─── Records
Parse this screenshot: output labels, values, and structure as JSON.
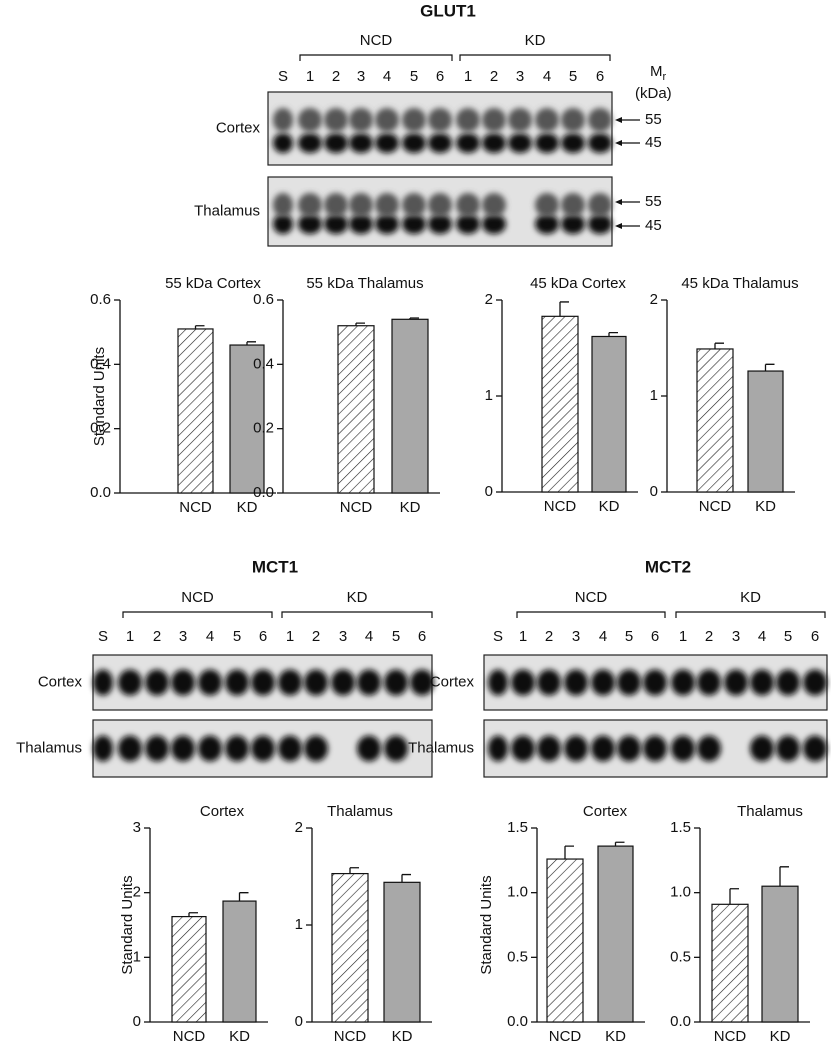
{
  "blots": [
    {
      "title": "GLUT1",
      "groups": [
        "NCD",
        "KD"
      ],
      "lanes": [
        "S",
        "1",
        "2",
        "3",
        "4",
        "5",
        "6",
        "1",
        "2",
        "3",
        "4",
        "5",
        "6"
      ],
      "rows": [
        "Cortex",
        "Thalamus"
      ],
      "mr": "M",
      "mr_sub": "r",
      "mr_unit": "(kDa)",
      "markers": [
        "55",
        "45"
      ]
    },
    {
      "title": "MCT1",
      "groups": [
        "NCD",
        "KD"
      ],
      "lanes": [
        "S",
        "1",
        "2",
        "3",
        "4",
        "5",
        "6",
        "1",
        "2",
        "3",
        "4",
        "5",
        "6"
      ],
      "rows": [
        "Cortex",
        "Thalamus"
      ]
    },
    {
      "title": "MCT2",
      "groups": [
        "NCD",
        "KD"
      ],
      "lanes": [
        "S",
        "1",
        "2",
        "3",
        "4",
        "5",
        "6",
        "1",
        "2",
        "3",
        "4",
        "5",
        "6"
      ],
      "rows": [
        "Cortex",
        "Thalamus"
      ]
    }
  ],
  "chart_data": [
    {
      "type": "bar",
      "title": "55 kDa Cortex",
      "ylabel": "Standard Units",
      "categories": [
        "NCD",
        "KD"
      ],
      "values": [
        0.51,
        0.46
      ],
      "errors": [
        0.01,
        0.01
      ],
      "colors": [
        "#ffffff",
        "#a8a8a8"
      ],
      "hatch": [
        true,
        false
      ],
      "ylim": [
        0,
        0.6
      ],
      "yticks": [
        {
          "value": 0,
          "label": "0.0"
        },
        0.2,
        0.4,
        0.6
      ]
    },
    {
      "type": "bar",
      "title": "55 kDa Thalamus",
      "categories": [
        "NCD",
        "KD"
      ],
      "values": [
        0.52,
        0.54
      ],
      "errors": [
        0.008,
        0.004
      ],
      "colors": [
        "#ffffff",
        "#a8a8a8"
      ],
      "hatch": [
        true,
        false
      ],
      "ylim": [
        0,
        0.6
      ],
      "yticks": [
        {
          "value": 0,
          "label": "0.0"
        },
        0.2,
        0.4,
        0.6
      ]
    },
    {
      "type": "bar",
      "title": "45 kDa Cortex",
      "categories": [
        "NCD",
        "KD"
      ],
      "values": [
        1.83,
        1.62
      ],
      "errors": [
        0.15,
        0.04
      ],
      "colors": [
        "#ffffff",
        "#a8a8a8"
      ],
      "hatch": [
        true,
        false
      ],
      "ylim": [
        0,
        2
      ],
      "yticks": [
        0,
        1,
        2
      ]
    },
    {
      "type": "bar",
      "title": "45 kDa Thalamus",
      "categories": [
        "NCD",
        "KD"
      ],
      "values": [
        1.49,
        1.26
      ],
      "errors": [
        0.06,
        0.07
      ],
      "colors": [
        "#ffffff",
        "#a8a8a8"
      ],
      "hatch": [
        true,
        false
      ],
      "ylim": [
        0,
        2
      ],
      "yticks": [
        0,
        1,
        2
      ]
    },
    {
      "type": "bar",
      "title": "Cortex",
      "ylabel": "Standard Units",
      "categories": [
        "NCD",
        "KD"
      ],
      "values": [
        1.63,
        1.87
      ],
      "errors": [
        0.06,
        0.13
      ],
      "colors": [
        "#ffffff",
        "#a8a8a8"
      ],
      "hatch": [
        true,
        false
      ],
      "ylim": [
        0,
        3
      ],
      "yticks": [
        0,
        1,
        2,
        3
      ]
    },
    {
      "type": "bar",
      "title": "Thalamus",
      "categories": [
        "NCD",
        "KD"
      ],
      "values": [
        1.53,
        1.44
      ],
      "errors": [
        0.06,
        0.08
      ],
      "colors": [
        "#ffffff",
        "#a8a8a8"
      ],
      "hatch": [
        true,
        false
      ],
      "ylim": [
        0,
        2
      ],
      "yticks": [
        0,
        1,
        2
      ]
    },
    {
      "type": "bar",
      "title": "Cortex",
      "ylabel": "Standard Units",
      "categories": [
        "NCD",
        "KD"
      ],
      "values": [
        1.26,
        1.36
      ],
      "errors": [
        0.1,
        0.03
      ],
      "colors": [
        "#ffffff",
        "#a8a8a8"
      ],
      "hatch": [
        true,
        false
      ],
      "ylim": [
        0,
        1.5
      ],
      "yticks": [
        {
          "value": 0,
          "label": "0.0"
        },
        {
          "value": 0.5,
          "label": "0.5"
        },
        {
          "value": 1,
          "label": "1.0"
        },
        {
          "value": 1.5,
          "label": "1.5"
        }
      ]
    },
    {
      "type": "bar",
      "title": "Thalamus",
      "categories": [
        "NCD",
        "KD"
      ],
      "values": [
        0.91,
        1.05
      ],
      "errors": [
        0.12,
        0.15
      ],
      "colors": [
        "#ffffff",
        "#a8a8a8"
      ],
      "hatch": [
        true,
        false
      ],
      "ylim": [
        0,
        1.5
      ],
      "yticks": [
        {
          "value": 0,
          "label": "0.0"
        },
        {
          "value": 0.5,
          "label": "0.5"
        },
        {
          "value": 1,
          "label": "1.0"
        },
        {
          "value": 1.5,
          "label": "1.5"
        }
      ]
    }
  ]
}
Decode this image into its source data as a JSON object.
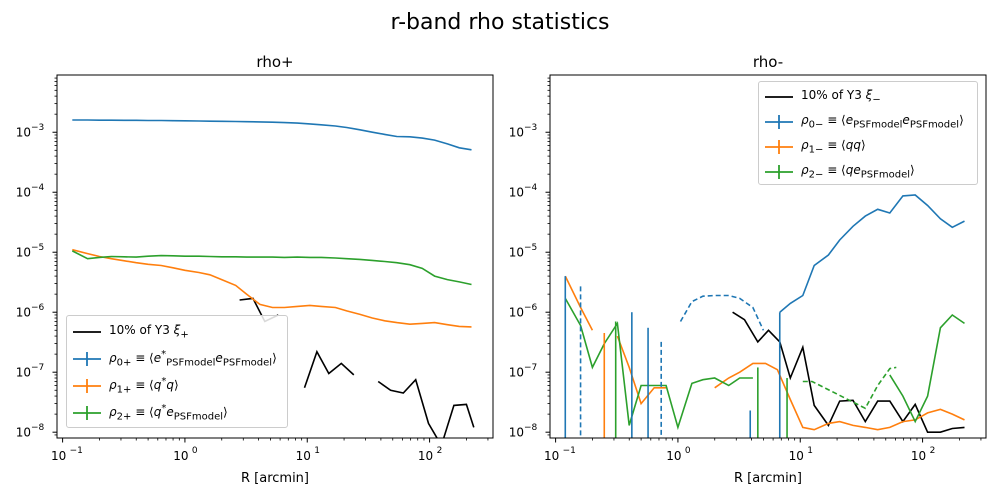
{
  "figure": {
    "suptitle": "r-band rho statistics"
  },
  "colors": {
    "rho0": "#1f77b4",
    "rho1": "#ff7f0e",
    "rho2": "#2ca02c",
    "ref": "#000000"
  },
  "chart_data": [
    {
      "type": "line",
      "title": "rho+",
      "xlabel": "R [arcmin]",
      "ylabel": "",
      "xscale": "log",
      "yscale": "log",
      "xlim": [
        0.09,
        330
      ],
      "ylim": [
        8e-09,
        0.009
      ],
      "x_ticks": [
        "10^-1",
        "10^0",
        "10^1",
        "10^2"
      ],
      "y_ticks": [
        "10^-8",
        "10^-7",
        "10^-6",
        "10^-5",
        "10^-4",
        "10^-3"
      ],
      "legend": {
        "position": "lower-left",
        "entries": [
          {
            "label": "10% of Y3 ξ₊",
            "html": "10% of Y3 <i>ξ</i><sub>+</sub>",
            "marker": "line",
            "color_key": "ref"
          },
          {
            "label": "ρ0+ ≡ ⟨e*PSFmodel ePSFmodel⟩",
            "html": "<i>ρ</i><sub>0+</sub> ≡ ⟨<i>e</i><sup>*</sup><sub>PSFmodel</sub><i>e</i><sub>PSFmodel</sub>⟩",
            "marker": "errorbar",
            "color_key": "rho0"
          },
          {
            "label": "ρ1+ ≡ ⟨q*q⟩",
            "html": "<i>ρ</i><sub>1+</sub> ≡ ⟨<i>q</i><sup>*</sup><i>q</i>⟩",
            "marker": "errorbar",
            "color_key": "rho1"
          },
          {
            "label": "ρ2+ ≡ ⟨q*ePSFmodel⟩",
            "html": "<i>ρ</i><sub>2+</sub> ≡ ⟨<i>q</i><sup>*</sup><i>e</i><sub>PSFmodel</sub>⟩",
            "marker": "errorbar",
            "color_key": "rho2"
          }
        ]
      },
      "series": [
        {
          "key": "ref",
          "color_key": "ref",
          "x": [
            2.8,
            3.6,
            4.5,
            5.8,
            7.5,
            9.5,
            12,
            15,
            19,
            24,
            30,
            38,
            48,
            61,
            77,
            98,
            125,
            158,
            200,
            230
          ],
          "y": [
            1.6e-06,
            1.7e-06,
            7e-07,
            9e-07,
            null,
            5.5e-08,
            2.2e-07,
            9.5e-08,
            1.4e-07,
            9e-08,
            null,
            7e-08,
            5e-08,
            4.5e-08,
            7.5e-08,
            1.4e-08,
            6e-09,
            2.8e-08,
            2.9e-08,
            1.2e-08
          ]
        },
        {
          "key": "rho0",
          "color_key": "rho0",
          "x": [
            0.12,
            0.16,
            0.2,
            0.25,
            0.32,
            0.4,
            0.5,
            0.64,
            0.8,
            1.0,
            1.3,
            1.6,
            2.0,
            2.6,
            3.2,
            4.1,
            5.2,
            6.5,
            8.3,
            10.5,
            13,
            17,
            21,
            27,
            34,
            43,
            54,
            69,
            87,
            110,
            140,
            175,
            220
          ],
          "y": [
            0.0016,
            0.0016,
            0.00159,
            0.00159,
            0.00158,
            0.00158,
            0.00157,
            0.00157,
            0.00156,
            0.00155,
            0.00154,
            0.00153,
            0.00152,
            0.00151,
            0.0015,
            0.00149,
            0.00147,
            0.00145,
            0.00142,
            0.00138,
            0.00133,
            0.00127,
            0.0012,
            0.0011,
            0.001,
            0.00092,
            0.00085,
            0.00084,
            0.0008,
            0.00074,
            0.00064,
            0.00055,
            0.00051
          ]
        },
        {
          "key": "rho1",
          "color_key": "rho1",
          "x": [
            0.12,
            0.16,
            0.2,
            0.25,
            0.32,
            0.4,
            0.5,
            0.64,
            0.8,
            1.0,
            1.3,
            1.6,
            2.0,
            2.6,
            3.2,
            4.1,
            5.2,
            6.5,
            8.3,
            10.5,
            13,
            17,
            21,
            27,
            34,
            43,
            54,
            69,
            87,
            110,
            140,
            175,
            220
          ],
          "y": [
            1.1e-05,
            9.5e-06,
            8.5e-06,
            7.8e-06,
            7.2e-06,
            6.7e-06,
            6.3e-06,
            6e-06,
            5.5e-06,
            5e-06,
            4.6e-06,
            4.2e-06,
            3.5e-06,
            2.8e-06,
            2e-06,
            1.35e-06,
            1.2e-06,
            1.2e-06,
            1.25e-06,
            1.3e-06,
            1.25e-06,
            1.2e-06,
            1.05e-06,
            9.2e-07,
            8e-07,
            7.2e-07,
            6.7e-07,
            6.3e-07,
            6.5e-07,
            6.7e-07,
            6.2e-07,
            5.8e-07,
            5.7e-07
          ]
        },
        {
          "key": "rho2",
          "color_key": "rho2",
          "x": [
            0.12,
            0.16,
            0.2,
            0.25,
            0.32,
            0.4,
            0.5,
            0.64,
            0.8,
            1.0,
            1.3,
            1.6,
            2.0,
            2.6,
            3.2,
            4.1,
            5.2,
            6.5,
            8.3,
            10.5,
            13,
            17,
            21,
            27,
            34,
            43,
            54,
            69,
            87,
            110,
            140,
            175,
            220
          ],
          "y": [
            1.05e-05,
            7.8e-06,
            8.2e-06,
            8.5e-06,
            8.4e-06,
            8.3e-06,
            8.6e-06,
            8.8e-06,
            8.7e-06,
            8.6e-06,
            8.6e-06,
            8.5e-06,
            8.4e-06,
            8.4e-06,
            8.3e-06,
            8.3e-06,
            8.3e-06,
            8.2e-06,
            8.3e-06,
            8.2e-06,
            8.2e-06,
            8e-06,
            7.8e-06,
            7.6e-06,
            7.3e-06,
            7e-06,
            6.7e-06,
            6.2e-06,
            5.4e-06,
            4e-06,
            3.5e-06,
            3.2e-06,
            2.9e-06
          ]
        }
      ]
    },
    {
      "type": "line",
      "title": "rho-",
      "xlabel": "R [arcmin]",
      "ylabel": "",
      "xscale": "log",
      "yscale": "log",
      "xlim": [
        0.09,
        330
      ],
      "ylim": [
        8e-09,
        0.009
      ],
      "x_ticks": [
        "10^-1",
        "10^0",
        "10^1",
        "10^2"
      ],
      "y_ticks": [
        "10^-8",
        "10^-7",
        "10^-6",
        "10^-5",
        "10^-4",
        "10^-3"
      ],
      "legend": {
        "position": "upper-right",
        "entries": [
          {
            "label": "10% of Y3 ξ₋",
            "html": "10% of Y3 <i>ξ</i><sub>−</sub>",
            "marker": "line",
            "color_key": "ref"
          },
          {
            "label": "ρ0− ≡ ⟨ePSFmodel ePSFmodel⟩",
            "html": "<i>ρ</i><sub>0−</sub> ≡ ⟨<i>e</i><sub>PSFmodel</sub><i>e</i><sub>PSFmodel</sub>⟩",
            "marker": "errorbar",
            "color_key": "rho0"
          },
          {
            "label": "ρ1− ≡ ⟨qq⟩",
            "html": "<i>ρ</i><sub>1−</sub> ≡ ⟨<i>qq</i>⟩",
            "marker": "errorbar",
            "color_key": "rho1"
          },
          {
            "label": "ρ2− ≡ ⟨qePSFmodel⟩",
            "html": "<i>ρ</i><sub>2−</sub> ≡ ⟨<i>qe</i><sub>PSFmodel</sub>⟩",
            "marker": "errorbar",
            "color_key": "rho2"
          }
        ]
      },
      "series": [
        {
          "key": "ref",
          "color_key": "ref",
          "style": "solid",
          "x": [
            2.8,
            3.5,
            4.5,
            5.5,
            6.8,
            8.3,
            10.5,
            13,
            17,
            21,
            27,
            34,
            43,
            54,
            69,
            87,
            110,
            140,
            175,
            220
          ],
          "y": [
            1e-06,
            7.5e-07,
            3.2e-07,
            5e-07,
            3.2e-07,
            8e-08,
            2.6e-07,
            2.8e-08,
            1.3e-08,
            3.3e-08,
            3.4e-08,
            1.5e-08,
            3.3e-08,
            3.3e-08,
            1.5e-08,
            2.9e-08,
            1e-08,
            1e-08,
            1.15e-08,
            1.2e-08
          ]
        },
        {
          "key": "rho0",
          "color_key": "rho0",
          "style": "solid",
          "x": [
            6.8,
            8.3,
            10.5,
            13,
            17,
            21,
            27,
            34,
            43,
            54,
            69,
            87,
            110,
            140,
            175,
            220
          ],
          "y": [
            1e-06,
            1.4e-06,
            1.9e-06,
            6e-06,
            9e-06,
            1.6e-05,
            2.7e-05,
            4e-05,
            5.2e-05,
            4.5e-05,
            8.7e-05,
            9e-05,
            6e-05,
            3.6e-05,
            2.6e-05,
            3.3e-05
          ]
        },
        {
          "key": "rho0_neg",
          "color_key": "rho0",
          "style": "dashed",
          "x": [
            1.05,
            1.3,
            1.6,
            2.0,
            2.6,
            3.2,
            4.1,
            5.0
          ],
          "y": [
            7e-07,
            1.5e-06,
            1.85e-06,
            1.9e-06,
            1.9e-06,
            1.7e-06,
            1.2e-06,
            5e-07
          ]
        },
        {
          "key": "rho1",
          "color_key": "rho1",
          "style": "solid",
          "x": [
            0.12,
            0.16,
            0.2,
            0.25,
            0.32,
            0.4,
            0.5,
            0.64,
            0.8,
            1.0,
            1.3,
            1.6,
            2.0,
            2.6,
            3.2,
            4.1,
            5.2,
            6.5,
            8.3,
            10.5,
            13,
            17,
            21,
            27,
            34,
            43,
            54,
            69,
            87,
            110,
            140,
            175,
            220
          ],
          "y": [
            4e-06,
            1.2e-06,
            5e-07,
            null,
            4e-07,
            1.2e-07,
            3e-08,
            5.5e-08,
            5.5e-08,
            null,
            null,
            null,
            5.5e-08,
            8e-08,
            1e-07,
            1.4e-07,
            1.4e-07,
            1.1e-07,
            3.5e-08,
            1.2e-08,
            1.1e-08,
            1.4e-08,
            1.5e-08,
            1.3e-08,
            1.2e-08,
            1.1e-08,
            1.2e-08,
            1.5e-08,
            1.6e-08,
            2.1e-08,
            2.4e-08,
            2e-08,
            1.6e-08
          ]
        },
        {
          "key": "rho2",
          "color_key": "rho2",
          "style": "solid",
          "x": [
            0.12,
            0.16,
            0.2,
            0.25,
            0.32,
            0.4,
            0.5,
            0.64,
            0.8,
            1.0,
            1.3,
            1.6,
            2.0,
            2.6,
            3.2,
            4.1,
            5.2,
            6.5,
            8.3,
            10.5,
            13,
            17,
            21,
            27,
            34,
            43,
            54,
            69,
            87,
            110,
            140,
            175,
            220
          ],
          "y": [
            1.7e-06,
            6e-07,
            1.2e-07,
            3e-07,
            6.5e-07,
            1.3e-08,
            6e-08,
            6e-08,
            6e-08,
            1.2e-08,
            6.5e-08,
            7.5e-08,
            8e-08,
            6e-08,
            8e-08,
            8e-08,
            null,
            null,
            null,
            null,
            null,
            null,
            null,
            null,
            null,
            null,
            9e-08,
            4e-08,
            1.5e-08,
            4e-08,
            5.5e-07,
            9e-07,
            6.5e-07
          ]
        },
        {
          "key": "rho2_neg",
          "color_key": "rho2",
          "style": "dashed",
          "x": [
            10.5,
            12.5,
            34,
            43,
            54,
            61
          ],
          "y": [
            7e-08,
            7e-08,
            2.5e-08,
            6e-08,
            1.15e-07,
            1.2e-07
          ]
        }
      ],
      "error_bars": [
        {
          "color_key": "rho0",
          "x": 0.12,
          "y_top": 4e-06,
          "style": "solid"
        },
        {
          "color_key": "rho0",
          "x": 0.16,
          "y_top": 2.7e-06,
          "style": "dashed"
        },
        {
          "color_key": "rho0",
          "x": 0.42,
          "y_top": 1e-06,
          "style": "solid"
        },
        {
          "color_key": "rho0",
          "x": 0.57,
          "y_top": 5.5e-07,
          "style": "solid"
        },
        {
          "color_key": "rho0",
          "x": 0.73,
          "y_top": 3.2e-07,
          "style": "dashed"
        },
        {
          "color_key": "rho0",
          "x": 3.9,
          "y_top": 2.3e-08,
          "style": "solid"
        },
        {
          "color_key": "rho0",
          "x": 6.8,
          "y_top": 1e-06,
          "style": "solid"
        },
        {
          "color_key": "rho1",
          "x": 0.25,
          "y_top": 4.5e-07,
          "style": "solid"
        },
        {
          "color_key": "rho2",
          "x": 0.31,
          "y_top": 7e-07,
          "style": "solid"
        },
        {
          "color_key": "rho2",
          "x": 4.5,
          "y_top": 1.2e-07,
          "style": "solid"
        },
        {
          "color_key": "rho2",
          "x": 7.8,
          "y_top": 8e-08,
          "style": "solid"
        }
      ]
    }
  ]
}
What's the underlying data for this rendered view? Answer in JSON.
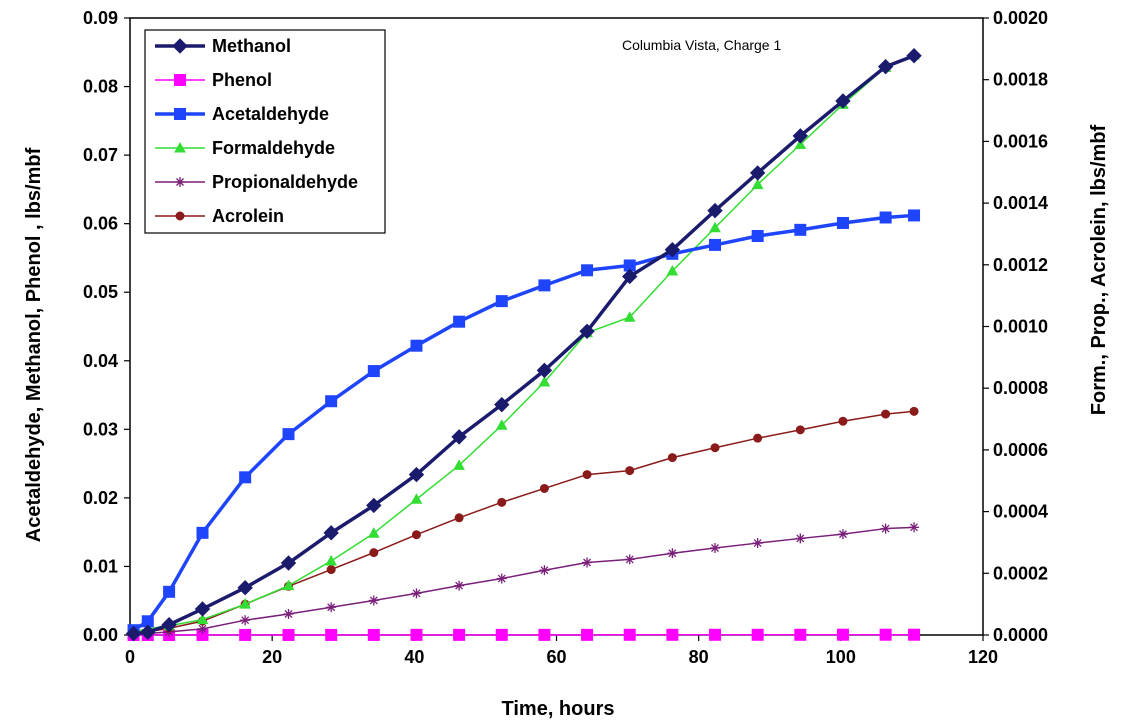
──────
◆ Problem requirements: In the records above, find each line holding "html" and copy it.

◆ Correct response:
            "html": "10% of Y3 <i>ξ</i><sub>+</sub>",
            "html": "<i>ρ</i><sub>0+</sub> ≡ ⟨<i>e</i><sup>*</sup><sub>PSFmodel</sub><i>e</i><sub>PSFmodel</sub>⟩",
            "html": "<i>ρ</i><sub>1+</sub> ≡ ⟨<i>q</i><sup>*</sup><i>q</i>⟩",
            "html": "<i>ρ</i><sub>2+</sub> ≡ ⟨<i>q</i><sup>*</sup><i>e</i><sub>PSFmodel</sub>⟩",
            "html": "10% of Y3 <i>ξ</i><sub>−</sub>",
            "html": "<i>ρ</i><sub>0−</sub> ≡ ⟨<i>e</i><sub>PSFmodel</sub><i>e</i><sub>PSFmodel</sub>⟩",
            "html": "<i>ρ</i><sub>1−</sub> ≡ ⟨<i>qq</i>⟩",
            "html": "<i>ρ</i><sub>2−</sub> ≡ ⟨<i>qe</i><sub>PSFmodel</sub>⟩",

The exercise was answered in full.